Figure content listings

____

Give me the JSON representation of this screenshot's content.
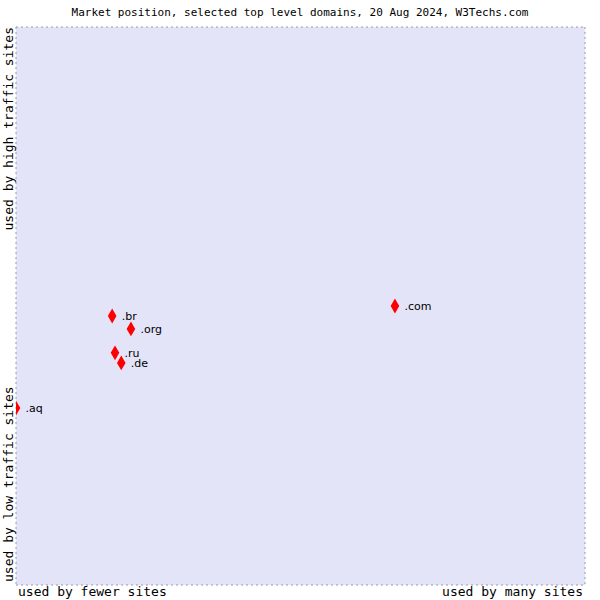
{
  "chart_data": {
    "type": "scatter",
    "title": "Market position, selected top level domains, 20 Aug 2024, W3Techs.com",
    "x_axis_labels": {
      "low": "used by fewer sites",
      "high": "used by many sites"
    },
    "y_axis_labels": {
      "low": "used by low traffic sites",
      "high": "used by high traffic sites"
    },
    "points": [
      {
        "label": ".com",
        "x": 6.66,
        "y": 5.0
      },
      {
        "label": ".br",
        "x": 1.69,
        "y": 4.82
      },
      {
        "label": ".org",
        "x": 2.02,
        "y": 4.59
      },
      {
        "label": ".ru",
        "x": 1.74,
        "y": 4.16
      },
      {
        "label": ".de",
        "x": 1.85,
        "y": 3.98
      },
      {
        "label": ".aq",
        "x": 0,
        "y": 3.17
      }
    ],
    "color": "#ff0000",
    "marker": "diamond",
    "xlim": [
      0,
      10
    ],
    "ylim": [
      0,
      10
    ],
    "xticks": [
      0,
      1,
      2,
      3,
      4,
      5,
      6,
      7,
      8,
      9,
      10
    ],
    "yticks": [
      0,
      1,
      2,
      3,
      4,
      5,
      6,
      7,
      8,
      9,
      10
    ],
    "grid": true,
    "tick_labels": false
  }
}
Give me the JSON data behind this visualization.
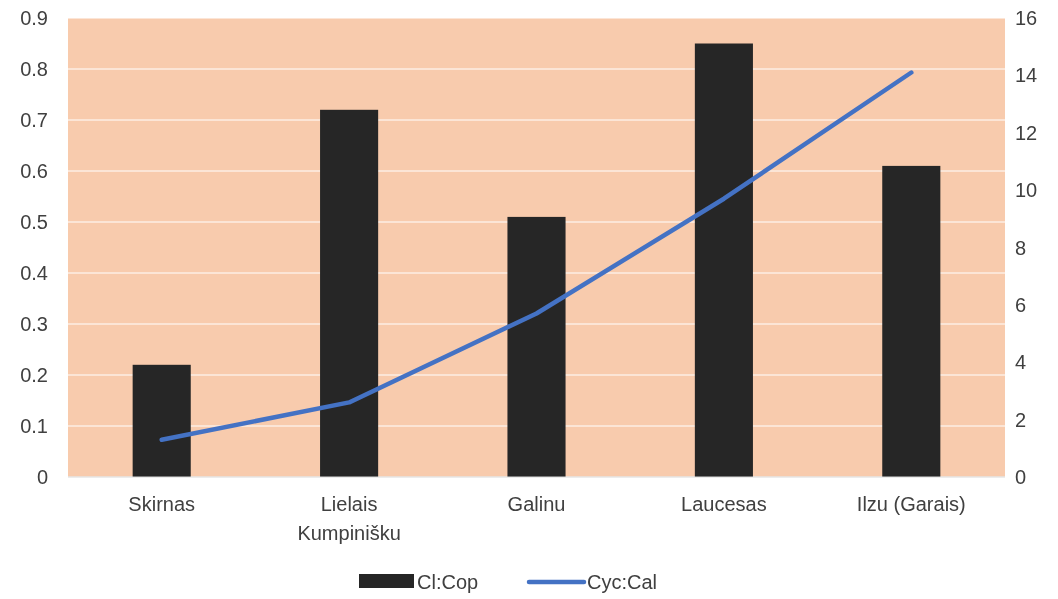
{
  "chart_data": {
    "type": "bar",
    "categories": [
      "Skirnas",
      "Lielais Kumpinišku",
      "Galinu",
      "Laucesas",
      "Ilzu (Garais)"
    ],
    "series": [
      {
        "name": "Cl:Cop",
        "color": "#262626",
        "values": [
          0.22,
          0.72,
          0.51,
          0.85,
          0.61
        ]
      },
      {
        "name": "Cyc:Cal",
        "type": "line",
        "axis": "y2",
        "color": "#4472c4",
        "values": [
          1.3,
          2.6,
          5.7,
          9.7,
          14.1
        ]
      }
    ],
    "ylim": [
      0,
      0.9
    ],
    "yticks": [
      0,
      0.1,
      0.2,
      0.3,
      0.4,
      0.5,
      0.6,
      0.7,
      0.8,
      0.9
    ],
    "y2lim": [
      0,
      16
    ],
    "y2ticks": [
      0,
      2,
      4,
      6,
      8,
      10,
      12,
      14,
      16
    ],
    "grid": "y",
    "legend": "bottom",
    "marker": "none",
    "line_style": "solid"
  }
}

____

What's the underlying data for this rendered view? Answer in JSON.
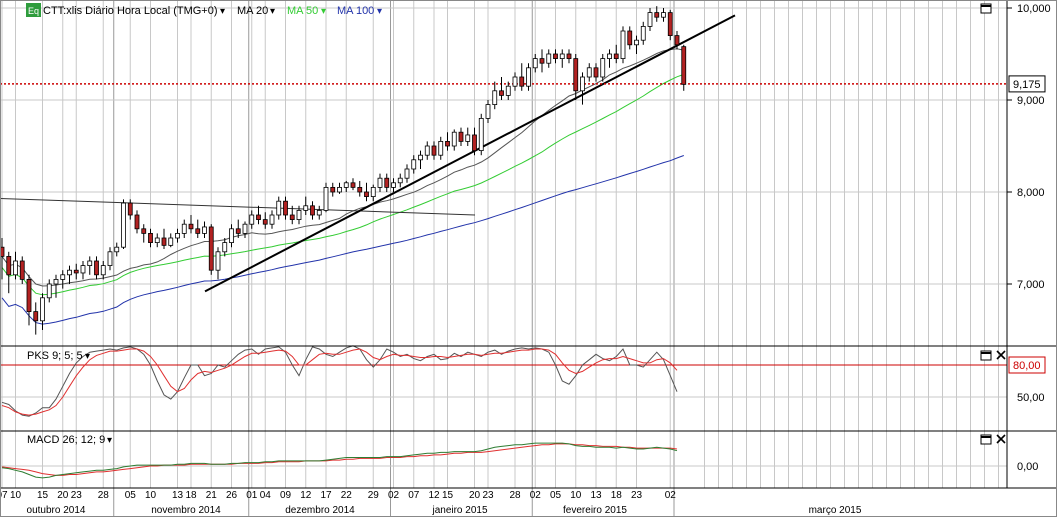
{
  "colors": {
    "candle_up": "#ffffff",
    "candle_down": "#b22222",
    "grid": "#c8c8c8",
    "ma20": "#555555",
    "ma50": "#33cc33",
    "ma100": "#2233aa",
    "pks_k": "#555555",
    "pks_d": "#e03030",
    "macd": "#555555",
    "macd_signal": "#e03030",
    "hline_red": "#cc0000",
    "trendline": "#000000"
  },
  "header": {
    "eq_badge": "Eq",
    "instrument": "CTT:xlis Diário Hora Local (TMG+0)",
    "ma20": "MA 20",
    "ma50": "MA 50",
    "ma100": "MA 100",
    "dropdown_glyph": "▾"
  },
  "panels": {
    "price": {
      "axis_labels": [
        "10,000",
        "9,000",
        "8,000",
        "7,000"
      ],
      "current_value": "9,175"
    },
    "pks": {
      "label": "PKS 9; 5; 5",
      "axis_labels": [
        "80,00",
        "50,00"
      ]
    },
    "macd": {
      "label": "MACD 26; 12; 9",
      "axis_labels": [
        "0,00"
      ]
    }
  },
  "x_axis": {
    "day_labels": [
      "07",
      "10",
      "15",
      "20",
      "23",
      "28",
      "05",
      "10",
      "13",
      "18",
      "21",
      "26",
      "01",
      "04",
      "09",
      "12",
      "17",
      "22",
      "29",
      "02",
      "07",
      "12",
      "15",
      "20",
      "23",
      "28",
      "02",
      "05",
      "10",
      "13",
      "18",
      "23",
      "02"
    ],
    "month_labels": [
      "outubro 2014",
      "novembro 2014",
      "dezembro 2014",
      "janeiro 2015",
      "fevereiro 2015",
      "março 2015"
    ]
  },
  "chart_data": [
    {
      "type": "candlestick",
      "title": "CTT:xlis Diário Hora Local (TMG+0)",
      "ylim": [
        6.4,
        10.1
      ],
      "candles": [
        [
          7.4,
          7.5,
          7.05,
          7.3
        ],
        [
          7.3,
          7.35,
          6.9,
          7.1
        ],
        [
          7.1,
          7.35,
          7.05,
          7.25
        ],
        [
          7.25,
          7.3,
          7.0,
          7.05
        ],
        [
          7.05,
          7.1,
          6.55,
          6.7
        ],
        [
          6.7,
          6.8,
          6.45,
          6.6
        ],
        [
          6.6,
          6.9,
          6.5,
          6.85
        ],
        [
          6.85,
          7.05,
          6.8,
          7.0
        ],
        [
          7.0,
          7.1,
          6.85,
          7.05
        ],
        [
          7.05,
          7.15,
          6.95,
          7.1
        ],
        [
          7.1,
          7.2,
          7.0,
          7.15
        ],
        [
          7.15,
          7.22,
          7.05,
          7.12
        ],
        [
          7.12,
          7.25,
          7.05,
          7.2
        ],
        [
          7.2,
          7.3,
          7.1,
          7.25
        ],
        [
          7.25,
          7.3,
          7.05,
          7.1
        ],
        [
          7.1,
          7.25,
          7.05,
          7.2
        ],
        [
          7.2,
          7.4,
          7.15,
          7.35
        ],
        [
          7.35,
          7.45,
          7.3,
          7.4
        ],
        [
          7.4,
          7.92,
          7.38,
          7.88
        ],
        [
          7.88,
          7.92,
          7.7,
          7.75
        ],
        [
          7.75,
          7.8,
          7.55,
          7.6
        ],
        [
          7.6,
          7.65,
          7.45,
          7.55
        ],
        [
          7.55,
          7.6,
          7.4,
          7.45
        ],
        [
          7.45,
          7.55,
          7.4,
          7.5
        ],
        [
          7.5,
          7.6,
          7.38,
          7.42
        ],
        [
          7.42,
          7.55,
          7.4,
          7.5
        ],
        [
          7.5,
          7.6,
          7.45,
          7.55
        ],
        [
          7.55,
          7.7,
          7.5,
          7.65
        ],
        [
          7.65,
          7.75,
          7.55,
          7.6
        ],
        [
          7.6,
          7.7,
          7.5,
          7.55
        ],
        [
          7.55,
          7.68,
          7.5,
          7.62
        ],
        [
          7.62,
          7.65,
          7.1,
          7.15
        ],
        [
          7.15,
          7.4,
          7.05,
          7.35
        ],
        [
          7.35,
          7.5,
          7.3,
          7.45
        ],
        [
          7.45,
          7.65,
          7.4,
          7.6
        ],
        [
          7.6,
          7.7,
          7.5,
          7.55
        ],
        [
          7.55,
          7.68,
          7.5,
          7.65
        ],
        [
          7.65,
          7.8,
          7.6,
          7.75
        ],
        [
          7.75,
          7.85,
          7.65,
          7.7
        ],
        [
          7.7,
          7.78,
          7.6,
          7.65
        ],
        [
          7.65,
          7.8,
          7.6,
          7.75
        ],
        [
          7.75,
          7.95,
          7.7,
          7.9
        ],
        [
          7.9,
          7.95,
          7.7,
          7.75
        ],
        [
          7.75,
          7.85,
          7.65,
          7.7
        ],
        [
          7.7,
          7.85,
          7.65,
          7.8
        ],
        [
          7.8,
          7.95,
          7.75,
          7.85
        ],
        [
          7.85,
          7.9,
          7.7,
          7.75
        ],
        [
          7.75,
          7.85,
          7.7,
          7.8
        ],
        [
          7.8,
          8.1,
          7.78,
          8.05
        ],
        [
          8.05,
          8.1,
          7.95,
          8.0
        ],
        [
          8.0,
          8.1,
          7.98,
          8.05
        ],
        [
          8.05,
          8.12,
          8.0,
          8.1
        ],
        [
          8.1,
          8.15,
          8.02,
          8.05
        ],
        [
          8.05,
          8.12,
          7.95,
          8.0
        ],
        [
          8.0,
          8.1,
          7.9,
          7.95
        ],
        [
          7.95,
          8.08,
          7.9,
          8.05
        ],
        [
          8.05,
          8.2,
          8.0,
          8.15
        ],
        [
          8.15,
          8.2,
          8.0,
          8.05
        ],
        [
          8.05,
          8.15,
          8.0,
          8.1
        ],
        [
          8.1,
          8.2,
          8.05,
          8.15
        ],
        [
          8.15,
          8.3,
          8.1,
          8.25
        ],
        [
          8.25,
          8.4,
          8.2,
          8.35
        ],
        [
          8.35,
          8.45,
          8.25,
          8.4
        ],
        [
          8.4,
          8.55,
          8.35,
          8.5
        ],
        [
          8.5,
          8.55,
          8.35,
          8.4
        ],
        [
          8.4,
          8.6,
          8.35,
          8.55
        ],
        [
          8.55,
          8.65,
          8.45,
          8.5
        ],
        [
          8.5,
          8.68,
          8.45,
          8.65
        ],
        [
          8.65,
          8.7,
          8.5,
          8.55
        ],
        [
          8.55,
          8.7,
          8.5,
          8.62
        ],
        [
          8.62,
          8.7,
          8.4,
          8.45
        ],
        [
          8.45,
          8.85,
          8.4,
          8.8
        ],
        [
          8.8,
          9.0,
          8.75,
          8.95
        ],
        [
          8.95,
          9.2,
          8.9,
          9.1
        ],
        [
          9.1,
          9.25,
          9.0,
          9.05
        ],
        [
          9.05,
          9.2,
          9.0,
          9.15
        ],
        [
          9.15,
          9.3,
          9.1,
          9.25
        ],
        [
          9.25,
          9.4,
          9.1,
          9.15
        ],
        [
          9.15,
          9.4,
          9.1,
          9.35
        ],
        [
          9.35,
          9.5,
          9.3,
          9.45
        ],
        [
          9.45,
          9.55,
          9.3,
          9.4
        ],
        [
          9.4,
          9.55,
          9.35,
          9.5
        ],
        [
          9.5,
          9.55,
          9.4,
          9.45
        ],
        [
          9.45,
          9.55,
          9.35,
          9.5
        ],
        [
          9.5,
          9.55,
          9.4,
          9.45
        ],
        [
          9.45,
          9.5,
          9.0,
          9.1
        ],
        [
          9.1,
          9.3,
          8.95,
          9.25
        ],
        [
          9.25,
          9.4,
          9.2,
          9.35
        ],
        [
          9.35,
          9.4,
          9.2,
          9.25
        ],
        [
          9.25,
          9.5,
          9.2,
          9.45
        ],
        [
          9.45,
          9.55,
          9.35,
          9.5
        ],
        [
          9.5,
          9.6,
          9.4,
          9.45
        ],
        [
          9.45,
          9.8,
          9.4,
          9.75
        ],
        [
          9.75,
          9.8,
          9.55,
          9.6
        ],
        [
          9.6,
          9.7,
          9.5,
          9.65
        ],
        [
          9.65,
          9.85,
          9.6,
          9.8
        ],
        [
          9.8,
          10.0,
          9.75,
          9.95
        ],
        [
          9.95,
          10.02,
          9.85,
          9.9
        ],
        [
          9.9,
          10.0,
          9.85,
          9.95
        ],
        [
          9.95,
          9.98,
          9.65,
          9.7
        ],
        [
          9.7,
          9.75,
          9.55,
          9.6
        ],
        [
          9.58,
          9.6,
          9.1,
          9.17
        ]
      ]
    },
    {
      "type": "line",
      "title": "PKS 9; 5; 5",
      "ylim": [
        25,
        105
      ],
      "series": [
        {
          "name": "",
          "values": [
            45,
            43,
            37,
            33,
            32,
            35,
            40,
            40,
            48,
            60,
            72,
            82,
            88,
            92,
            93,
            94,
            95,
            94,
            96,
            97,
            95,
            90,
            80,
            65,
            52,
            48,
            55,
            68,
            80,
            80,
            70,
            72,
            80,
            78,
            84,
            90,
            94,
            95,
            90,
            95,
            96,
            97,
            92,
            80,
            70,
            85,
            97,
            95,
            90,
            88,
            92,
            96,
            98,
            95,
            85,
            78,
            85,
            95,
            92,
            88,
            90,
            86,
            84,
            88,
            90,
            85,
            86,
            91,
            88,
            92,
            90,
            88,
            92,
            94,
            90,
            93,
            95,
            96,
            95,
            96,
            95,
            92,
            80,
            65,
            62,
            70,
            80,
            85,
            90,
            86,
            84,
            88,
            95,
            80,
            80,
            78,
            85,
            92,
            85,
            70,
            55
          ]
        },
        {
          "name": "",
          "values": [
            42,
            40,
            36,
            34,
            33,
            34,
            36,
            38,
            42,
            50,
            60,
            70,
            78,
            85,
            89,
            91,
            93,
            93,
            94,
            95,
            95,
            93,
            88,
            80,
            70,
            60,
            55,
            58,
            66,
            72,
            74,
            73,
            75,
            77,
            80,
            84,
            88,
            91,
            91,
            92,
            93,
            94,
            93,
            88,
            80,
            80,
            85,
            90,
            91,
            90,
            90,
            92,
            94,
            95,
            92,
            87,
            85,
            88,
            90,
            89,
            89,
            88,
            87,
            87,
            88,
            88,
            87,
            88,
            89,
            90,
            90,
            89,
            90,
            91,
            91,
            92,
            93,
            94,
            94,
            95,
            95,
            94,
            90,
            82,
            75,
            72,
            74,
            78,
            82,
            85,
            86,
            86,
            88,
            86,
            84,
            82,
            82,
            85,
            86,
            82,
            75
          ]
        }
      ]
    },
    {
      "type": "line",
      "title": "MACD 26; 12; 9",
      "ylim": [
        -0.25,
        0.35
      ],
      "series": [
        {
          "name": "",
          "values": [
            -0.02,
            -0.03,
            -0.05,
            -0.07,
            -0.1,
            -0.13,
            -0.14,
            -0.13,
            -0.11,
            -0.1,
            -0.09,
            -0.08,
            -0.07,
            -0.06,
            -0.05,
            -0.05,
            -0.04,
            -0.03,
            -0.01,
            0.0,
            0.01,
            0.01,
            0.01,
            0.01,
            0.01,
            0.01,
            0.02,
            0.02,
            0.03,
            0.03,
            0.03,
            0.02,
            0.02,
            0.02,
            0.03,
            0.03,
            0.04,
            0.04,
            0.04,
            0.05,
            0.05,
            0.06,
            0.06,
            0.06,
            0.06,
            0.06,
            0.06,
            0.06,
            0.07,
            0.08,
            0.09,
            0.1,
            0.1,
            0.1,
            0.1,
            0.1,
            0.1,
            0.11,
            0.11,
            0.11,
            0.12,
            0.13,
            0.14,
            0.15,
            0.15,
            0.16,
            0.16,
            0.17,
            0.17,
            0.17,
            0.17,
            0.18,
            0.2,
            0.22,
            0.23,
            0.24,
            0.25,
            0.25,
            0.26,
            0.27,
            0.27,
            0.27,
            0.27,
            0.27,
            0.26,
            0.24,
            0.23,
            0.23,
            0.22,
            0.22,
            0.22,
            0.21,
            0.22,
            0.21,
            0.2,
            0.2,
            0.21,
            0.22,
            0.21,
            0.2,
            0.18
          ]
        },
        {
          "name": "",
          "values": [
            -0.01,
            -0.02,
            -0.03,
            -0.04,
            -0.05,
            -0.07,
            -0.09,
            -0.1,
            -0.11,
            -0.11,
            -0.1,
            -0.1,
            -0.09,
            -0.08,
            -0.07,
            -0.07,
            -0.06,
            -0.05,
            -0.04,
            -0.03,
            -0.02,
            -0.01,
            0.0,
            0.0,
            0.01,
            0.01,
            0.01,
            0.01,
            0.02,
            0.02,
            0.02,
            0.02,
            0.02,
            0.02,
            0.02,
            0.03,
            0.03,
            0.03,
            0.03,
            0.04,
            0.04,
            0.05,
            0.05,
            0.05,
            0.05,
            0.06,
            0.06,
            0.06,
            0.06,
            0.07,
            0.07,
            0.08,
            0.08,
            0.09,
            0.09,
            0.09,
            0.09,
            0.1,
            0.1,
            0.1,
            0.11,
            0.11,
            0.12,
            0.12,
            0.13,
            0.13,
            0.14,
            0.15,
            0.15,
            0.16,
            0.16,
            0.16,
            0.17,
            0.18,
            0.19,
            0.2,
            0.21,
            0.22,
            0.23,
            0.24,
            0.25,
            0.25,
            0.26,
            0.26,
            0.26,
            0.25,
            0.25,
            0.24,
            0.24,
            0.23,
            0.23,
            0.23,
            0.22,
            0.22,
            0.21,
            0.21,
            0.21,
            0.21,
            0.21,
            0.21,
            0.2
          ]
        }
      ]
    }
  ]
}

____

### Exercise requirements
Copy every line of the records above that holds the word "sites".

### Solution to the exercise
      "low": "used by fewer sites",
      "high": "used by many sites"
      "low": "used by low traffic sites",
      "high": "used by high traffic sites"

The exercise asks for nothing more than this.